## START

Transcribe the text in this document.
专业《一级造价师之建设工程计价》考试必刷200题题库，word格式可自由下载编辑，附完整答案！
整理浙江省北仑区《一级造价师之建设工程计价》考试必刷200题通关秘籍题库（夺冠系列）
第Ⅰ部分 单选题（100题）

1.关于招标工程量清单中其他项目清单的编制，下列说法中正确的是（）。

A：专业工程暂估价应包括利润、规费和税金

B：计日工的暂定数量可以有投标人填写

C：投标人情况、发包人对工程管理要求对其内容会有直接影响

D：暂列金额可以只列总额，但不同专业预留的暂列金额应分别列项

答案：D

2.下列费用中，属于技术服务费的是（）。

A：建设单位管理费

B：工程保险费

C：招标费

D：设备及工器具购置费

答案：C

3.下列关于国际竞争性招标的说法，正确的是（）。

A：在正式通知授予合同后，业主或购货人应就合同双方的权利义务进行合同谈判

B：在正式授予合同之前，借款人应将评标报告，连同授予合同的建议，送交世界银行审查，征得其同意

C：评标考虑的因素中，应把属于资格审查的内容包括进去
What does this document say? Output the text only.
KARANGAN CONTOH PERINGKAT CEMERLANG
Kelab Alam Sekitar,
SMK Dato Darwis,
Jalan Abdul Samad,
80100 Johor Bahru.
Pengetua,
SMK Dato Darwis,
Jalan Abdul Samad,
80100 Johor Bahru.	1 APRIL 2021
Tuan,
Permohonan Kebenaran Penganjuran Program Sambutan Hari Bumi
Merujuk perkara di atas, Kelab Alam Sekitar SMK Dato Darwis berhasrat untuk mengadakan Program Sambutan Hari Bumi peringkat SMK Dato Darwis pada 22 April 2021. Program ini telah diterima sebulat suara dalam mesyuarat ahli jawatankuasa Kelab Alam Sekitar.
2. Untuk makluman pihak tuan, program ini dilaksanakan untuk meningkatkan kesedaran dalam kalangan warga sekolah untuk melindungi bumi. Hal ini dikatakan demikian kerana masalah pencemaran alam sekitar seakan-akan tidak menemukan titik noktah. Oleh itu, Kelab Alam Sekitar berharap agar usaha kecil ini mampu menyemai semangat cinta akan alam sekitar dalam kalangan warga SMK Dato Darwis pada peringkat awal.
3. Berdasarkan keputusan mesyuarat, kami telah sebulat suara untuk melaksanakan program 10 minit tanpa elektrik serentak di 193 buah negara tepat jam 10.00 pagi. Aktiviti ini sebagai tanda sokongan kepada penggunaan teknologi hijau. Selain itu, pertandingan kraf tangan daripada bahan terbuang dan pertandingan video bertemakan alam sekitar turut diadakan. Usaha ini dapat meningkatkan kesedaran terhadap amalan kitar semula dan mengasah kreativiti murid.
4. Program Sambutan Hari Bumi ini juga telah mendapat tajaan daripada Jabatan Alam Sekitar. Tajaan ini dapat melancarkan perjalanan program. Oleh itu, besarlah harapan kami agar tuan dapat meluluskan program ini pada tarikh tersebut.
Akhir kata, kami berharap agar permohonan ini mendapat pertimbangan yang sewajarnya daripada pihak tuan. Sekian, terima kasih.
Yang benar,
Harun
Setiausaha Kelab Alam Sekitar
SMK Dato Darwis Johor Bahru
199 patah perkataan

## END

PROBLEM:
Search the preceding listing for the word "untuk" and pull out every line that holds it.

EXPECTED ANSWER:
Merujuk perkara di atas, Kelab Alam Sekitar SMK Dato Darwis berhasrat untuk mengadakan Program Sambutan Hari Bumi peringkat SMK Dato Darwis pada 22 April 2021. Program ini telah diterima sebulat suara dalam mesyuarat ahli jawatankuasa Kelab Alam Sekitar.
2. Untuk makluman pihak tuan, program ini dilaksanakan untuk meningkatkan kesedaran dalam kalangan warga sekolah untuk melindungi bumi. Hal ini dikatakan demikian kerana masalah pencemaran alam sekitar seakan-akan tidak menemukan titik noktah. Oleh itu, Kelab Alam Sekitar berharap agar usaha kecil ini mampu menyemai semangat cinta akan alam sekitar dalam kalangan warga SMK Dato Darwis pada peringkat awal.
3. Berdasarkan keputusan mesyuarat, kami telah sebulat suara untuk melaksanakan program 10 minit tanpa elektrik serentak di 193 buah negara tepat jam 10.00 pagi. Aktiviti ini sebagai tanda sokongan kepada penggunaan teknologi hijau. Selain itu, pertandingan kraf tangan daripada bahan terbuang dan pertandingan video bertemakan alam sekitar turut diadakan. Usaha ini dapat meningkatkan kesedaran terhadap amalan kitar semula dan mengasah kreativiti murid.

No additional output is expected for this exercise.